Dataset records
** Start **

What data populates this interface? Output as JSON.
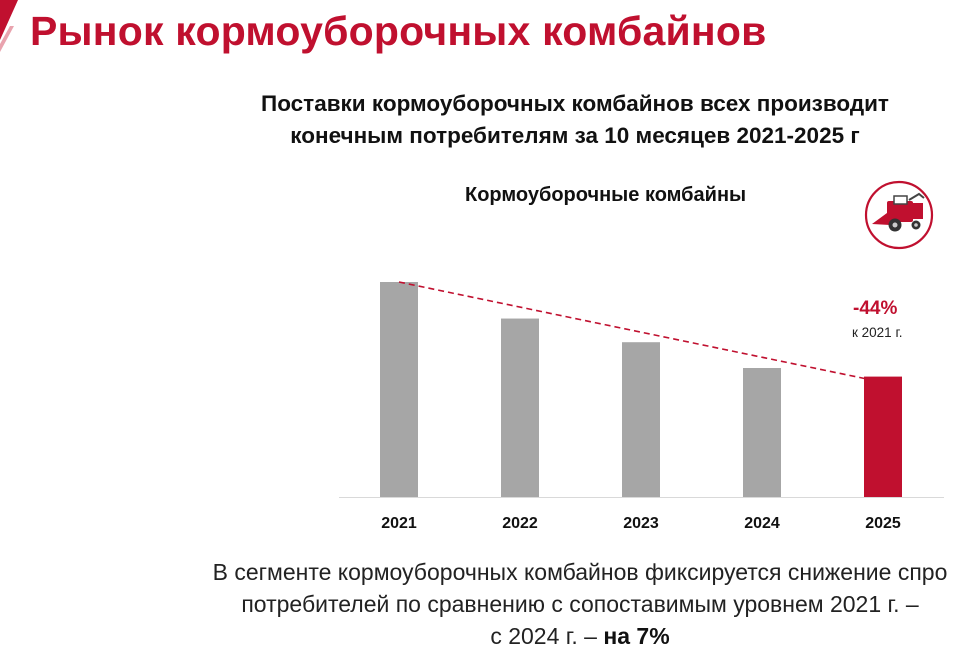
{
  "page_title": "Рынок кормоуборочных комбайнов",
  "subtitle": {
    "line1": "Поставки кормоуборочных комбайнов всех производит",
    "line2": "конечным потребителям за 10 месяцев 2021-2025 г"
  },
  "annotation": {
    "change": "-44%",
    "note": "к 2021 г."
  },
  "caption": {
    "line1": "В сегменте кормоуборочных комбайнов фиксируется снижение спро",
    "line2": "потребителей по сравнению с сопоставимым уровнем 2021 г. –",
    "line3_prefix": "с 2024 г. – ",
    "line3_bold": "на 7%"
  },
  "icons": {
    "corner": "red-corner-accent",
    "badge": "forage-harvester-icon"
  },
  "colors": {
    "brand_red": "#c0102f",
    "bar_gray": "#a6a6a6",
    "bar_highlight": "#c0102f",
    "trend_line": "#c0102f"
  },
  "chart_data": {
    "type": "bar",
    "title": "Кормоуборочные комбайны",
    "categories": [
      "2021",
      "2022",
      "2023",
      "2024",
      "2025"
    ],
    "values": [
      100,
      83,
      72,
      60,
      56
    ],
    "highlight_index": 4,
    "ylim": [
      0,
      100
    ],
    "y_axis_visible": false,
    "grid": false,
    "trend_line": {
      "style": "dashed",
      "from": "2021",
      "to": "2025"
    }
  }
}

** End **

WRITTEN EXERCISE:
None of the pictures should appear; repeat the records exactly otherwise.

RESPONSE TO THIS TASK:
What data populates this interface? Output as JSON.
{
  "page_title": "Рынок кормоуборочных комбайнов",
  "subtitle": {
    "line1": "Поставки кормоуборочных комбайнов всех производит",
    "line2": "конечным потребителям за 10 месяцев 2021-2025 г"
  },
  "annotation": {
    "change": "-44%",
    "note": "к 2021 г."
  },
  "caption": {
    "line1": "В сегменте кормоуборочных комбайнов фиксируется снижение спро",
    "line2": "потребителей по сравнению с сопоставимым уровнем 2021 г. –",
    "line3_prefix": "с 2024 г. – ",
    "line3_bold": "на 7%"
  },
  "icons": {
    "corner": "red-corner-accent",
    "badge": "forage-harvester-icon"
  },
  "colors": {
    "brand_red": "#c0102f",
    "bar_gray": "#a6a6a6",
    "bar_highlight": "#c0102f",
    "trend_line": "#c0102f"
  },
  "chart_data": {
    "type": "bar",
    "title": "Кормоуборочные комбайны",
    "categories": [
      "2021",
      "2022",
      "2023",
      "2024",
      "2025"
    ],
    "values": [
      100,
      83,
      72,
      60,
      56
    ],
    "highlight_index": 4,
    "ylim": [
      0,
      100
    ],
    "y_axis_visible": false,
    "grid": false,
    "trend_line": {
      "style": "dashed",
      "from": "2021",
      "to": "2025"
    }
  }
}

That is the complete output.